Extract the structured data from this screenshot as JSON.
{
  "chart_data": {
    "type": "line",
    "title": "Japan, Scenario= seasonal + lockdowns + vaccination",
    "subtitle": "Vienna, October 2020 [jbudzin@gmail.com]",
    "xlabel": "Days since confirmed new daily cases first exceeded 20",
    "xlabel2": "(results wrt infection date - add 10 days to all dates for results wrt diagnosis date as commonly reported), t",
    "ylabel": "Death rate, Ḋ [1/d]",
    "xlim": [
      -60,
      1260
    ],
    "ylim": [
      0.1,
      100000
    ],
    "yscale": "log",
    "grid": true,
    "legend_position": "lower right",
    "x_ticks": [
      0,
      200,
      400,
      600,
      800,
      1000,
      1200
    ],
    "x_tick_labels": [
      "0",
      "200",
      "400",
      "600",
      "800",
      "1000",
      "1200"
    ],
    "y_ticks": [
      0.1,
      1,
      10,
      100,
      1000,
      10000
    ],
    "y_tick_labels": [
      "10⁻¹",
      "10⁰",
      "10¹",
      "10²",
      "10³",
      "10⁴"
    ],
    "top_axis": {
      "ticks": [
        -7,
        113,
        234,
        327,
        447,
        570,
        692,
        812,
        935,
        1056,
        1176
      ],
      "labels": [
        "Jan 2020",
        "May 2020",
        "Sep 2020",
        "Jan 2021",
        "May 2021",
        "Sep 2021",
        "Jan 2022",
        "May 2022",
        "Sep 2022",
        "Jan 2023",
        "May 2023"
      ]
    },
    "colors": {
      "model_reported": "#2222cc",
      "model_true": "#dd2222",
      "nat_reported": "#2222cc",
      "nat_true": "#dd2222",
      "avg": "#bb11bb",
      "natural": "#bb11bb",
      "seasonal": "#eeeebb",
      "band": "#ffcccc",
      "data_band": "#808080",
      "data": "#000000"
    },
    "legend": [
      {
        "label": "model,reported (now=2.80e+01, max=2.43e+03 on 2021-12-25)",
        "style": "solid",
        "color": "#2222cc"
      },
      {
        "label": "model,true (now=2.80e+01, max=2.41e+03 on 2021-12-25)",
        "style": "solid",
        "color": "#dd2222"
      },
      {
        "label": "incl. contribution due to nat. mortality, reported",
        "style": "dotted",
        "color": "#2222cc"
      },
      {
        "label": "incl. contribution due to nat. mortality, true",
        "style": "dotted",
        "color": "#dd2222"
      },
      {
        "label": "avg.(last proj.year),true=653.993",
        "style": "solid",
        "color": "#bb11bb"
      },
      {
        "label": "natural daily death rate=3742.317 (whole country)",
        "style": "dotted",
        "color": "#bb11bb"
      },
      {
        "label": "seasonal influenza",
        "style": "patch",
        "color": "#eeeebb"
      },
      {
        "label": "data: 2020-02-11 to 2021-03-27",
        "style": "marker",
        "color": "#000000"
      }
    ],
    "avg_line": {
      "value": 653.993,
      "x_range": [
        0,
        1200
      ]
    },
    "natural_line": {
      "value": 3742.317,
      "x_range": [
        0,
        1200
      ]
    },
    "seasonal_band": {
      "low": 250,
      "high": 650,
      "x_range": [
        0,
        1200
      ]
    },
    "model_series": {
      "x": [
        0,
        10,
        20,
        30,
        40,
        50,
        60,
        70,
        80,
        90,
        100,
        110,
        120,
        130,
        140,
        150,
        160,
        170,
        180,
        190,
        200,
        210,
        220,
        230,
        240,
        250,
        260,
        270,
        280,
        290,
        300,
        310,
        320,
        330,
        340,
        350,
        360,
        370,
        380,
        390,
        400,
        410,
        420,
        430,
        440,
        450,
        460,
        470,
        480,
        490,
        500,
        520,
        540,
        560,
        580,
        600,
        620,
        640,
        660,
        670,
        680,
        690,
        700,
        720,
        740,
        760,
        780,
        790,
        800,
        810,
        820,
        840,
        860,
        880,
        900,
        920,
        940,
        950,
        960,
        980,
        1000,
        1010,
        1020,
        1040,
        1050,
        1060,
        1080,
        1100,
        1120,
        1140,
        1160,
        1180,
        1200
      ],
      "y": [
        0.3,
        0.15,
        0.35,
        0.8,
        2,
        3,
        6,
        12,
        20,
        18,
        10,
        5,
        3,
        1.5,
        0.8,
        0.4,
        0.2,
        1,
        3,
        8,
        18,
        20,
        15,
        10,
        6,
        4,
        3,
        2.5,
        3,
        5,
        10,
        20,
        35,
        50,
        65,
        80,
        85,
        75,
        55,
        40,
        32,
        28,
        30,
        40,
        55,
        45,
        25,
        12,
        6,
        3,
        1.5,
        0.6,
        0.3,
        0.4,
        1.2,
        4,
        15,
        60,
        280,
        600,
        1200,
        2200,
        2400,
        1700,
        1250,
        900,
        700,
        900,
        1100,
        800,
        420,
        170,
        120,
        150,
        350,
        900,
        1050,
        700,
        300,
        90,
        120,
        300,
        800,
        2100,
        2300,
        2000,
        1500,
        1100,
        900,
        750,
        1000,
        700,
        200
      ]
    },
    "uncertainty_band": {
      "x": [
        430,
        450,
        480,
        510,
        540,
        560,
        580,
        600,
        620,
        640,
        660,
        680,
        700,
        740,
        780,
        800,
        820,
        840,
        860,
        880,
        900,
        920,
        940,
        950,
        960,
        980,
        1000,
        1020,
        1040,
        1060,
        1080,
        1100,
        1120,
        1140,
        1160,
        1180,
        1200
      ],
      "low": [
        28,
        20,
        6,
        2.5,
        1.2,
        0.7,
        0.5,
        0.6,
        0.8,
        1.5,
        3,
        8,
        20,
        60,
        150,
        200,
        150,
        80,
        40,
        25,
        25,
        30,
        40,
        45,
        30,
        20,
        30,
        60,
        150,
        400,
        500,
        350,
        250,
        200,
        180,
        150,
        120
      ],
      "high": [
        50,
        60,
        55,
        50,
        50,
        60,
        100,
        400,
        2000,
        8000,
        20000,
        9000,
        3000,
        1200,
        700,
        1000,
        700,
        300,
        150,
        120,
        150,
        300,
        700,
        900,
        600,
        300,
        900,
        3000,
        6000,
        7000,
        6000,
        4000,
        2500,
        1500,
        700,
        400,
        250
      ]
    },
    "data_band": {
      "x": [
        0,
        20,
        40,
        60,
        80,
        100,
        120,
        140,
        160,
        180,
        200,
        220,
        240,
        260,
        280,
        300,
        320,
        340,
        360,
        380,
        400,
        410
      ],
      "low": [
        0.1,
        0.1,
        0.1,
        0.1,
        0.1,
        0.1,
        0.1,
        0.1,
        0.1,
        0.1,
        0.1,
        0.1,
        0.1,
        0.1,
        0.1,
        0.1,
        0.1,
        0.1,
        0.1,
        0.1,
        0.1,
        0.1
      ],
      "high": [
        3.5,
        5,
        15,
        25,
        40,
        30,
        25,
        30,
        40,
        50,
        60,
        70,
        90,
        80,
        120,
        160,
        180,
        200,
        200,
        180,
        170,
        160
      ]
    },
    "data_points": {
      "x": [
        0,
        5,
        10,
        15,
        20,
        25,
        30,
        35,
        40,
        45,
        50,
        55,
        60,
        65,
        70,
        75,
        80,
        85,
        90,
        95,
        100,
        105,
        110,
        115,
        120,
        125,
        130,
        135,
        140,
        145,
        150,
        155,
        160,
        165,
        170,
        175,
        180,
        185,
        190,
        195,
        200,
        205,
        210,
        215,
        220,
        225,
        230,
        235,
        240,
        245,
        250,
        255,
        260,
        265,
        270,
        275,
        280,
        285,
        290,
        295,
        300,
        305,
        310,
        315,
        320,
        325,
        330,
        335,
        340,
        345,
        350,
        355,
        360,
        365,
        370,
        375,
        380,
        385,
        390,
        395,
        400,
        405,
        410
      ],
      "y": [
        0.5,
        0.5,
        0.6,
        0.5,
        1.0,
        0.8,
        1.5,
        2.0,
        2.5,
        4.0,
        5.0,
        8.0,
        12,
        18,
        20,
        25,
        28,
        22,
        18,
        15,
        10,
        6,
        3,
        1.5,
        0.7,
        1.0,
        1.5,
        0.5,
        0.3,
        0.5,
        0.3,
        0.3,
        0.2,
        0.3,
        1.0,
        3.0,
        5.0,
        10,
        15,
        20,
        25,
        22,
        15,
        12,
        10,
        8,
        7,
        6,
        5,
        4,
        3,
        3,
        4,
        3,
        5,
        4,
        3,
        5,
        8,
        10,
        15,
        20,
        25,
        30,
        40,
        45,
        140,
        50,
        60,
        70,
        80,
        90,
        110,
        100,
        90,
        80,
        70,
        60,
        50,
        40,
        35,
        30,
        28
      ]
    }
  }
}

WORK INSTRUCTIONS - State how many lines of the records above contain the word "contribution", and give only that number.

ANSWER FOR THIS EXERCISE - 2